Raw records
═══

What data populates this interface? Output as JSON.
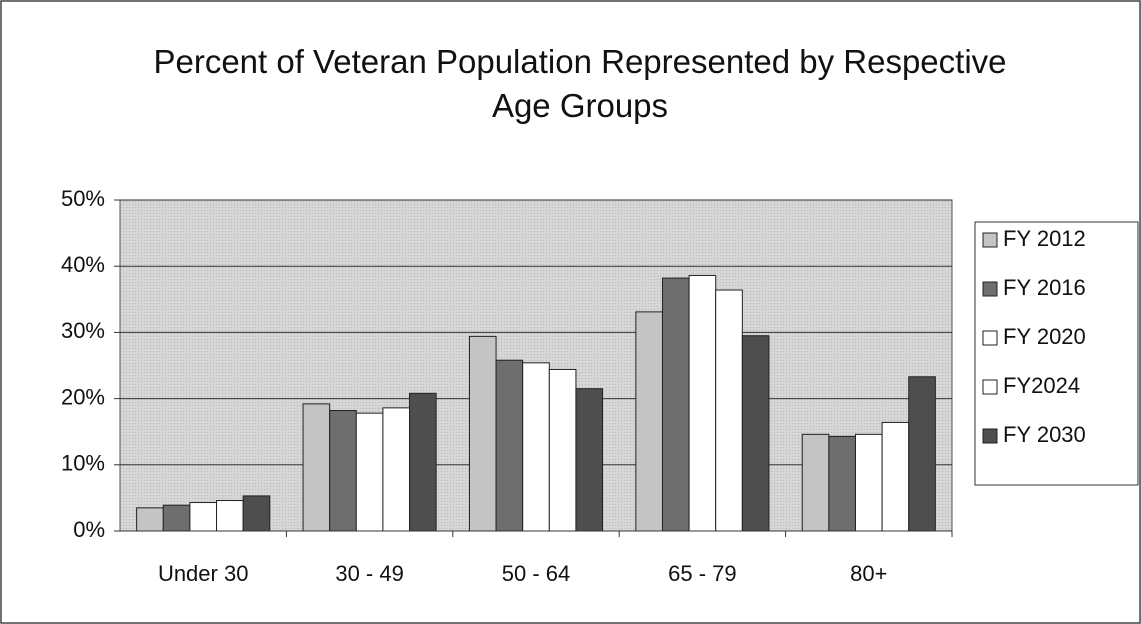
{
  "chart_data": {
    "type": "bar",
    "title": "Percent of Veteran Population Represented by Respective Age Groups",
    "categories": [
      "Under 30",
      "30 - 49",
      "50 - 64",
      "65 - 79",
      "80+"
    ],
    "series": [
      {
        "name": "FY 2012",
        "color": "#c4c4c4",
        "values": [
          3.5,
          19.2,
          29.4,
          33.1,
          14.6
        ]
      },
      {
        "name": "FY 2016",
        "color": "#6e6e6e",
        "values": [
          3.9,
          18.2,
          25.8,
          38.2,
          14.3
        ]
      },
      {
        "name": "FY 2020",
        "color": "#ffffff",
        "values": [
          4.3,
          17.8,
          25.4,
          38.6,
          14.6
        ]
      },
      {
        "name": "FY2024",
        "color": "#ffffff",
        "values": [
          4.6,
          18.6,
          24.4,
          36.4,
          16.4
        ]
      },
      {
        "name": "FY 2030",
        "color": "#4e4e4e",
        "values": [
          5.3,
          20.8,
          21.5,
          29.5,
          23.3
        ]
      }
    ],
    "ylim": [
      0,
      50
    ],
    "yticks": [
      {
        "value": 0,
        "label": "0%"
      },
      {
        "value": 10,
        "label": "10%"
      },
      {
        "value": 20,
        "label": "20%"
      },
      {
        "value": 30,
        "label": "30%"
      },
      {
        "value": 40,
        "label": "40%"
      },
      {
        "value": 50,
        "label": "50%"
      }
    ],
    "grid": true,
    "legend": "right"
  }
}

═══

● The problem: Say how many lines in this material hold "color", and say nothing else.

● Answer to the problem: 5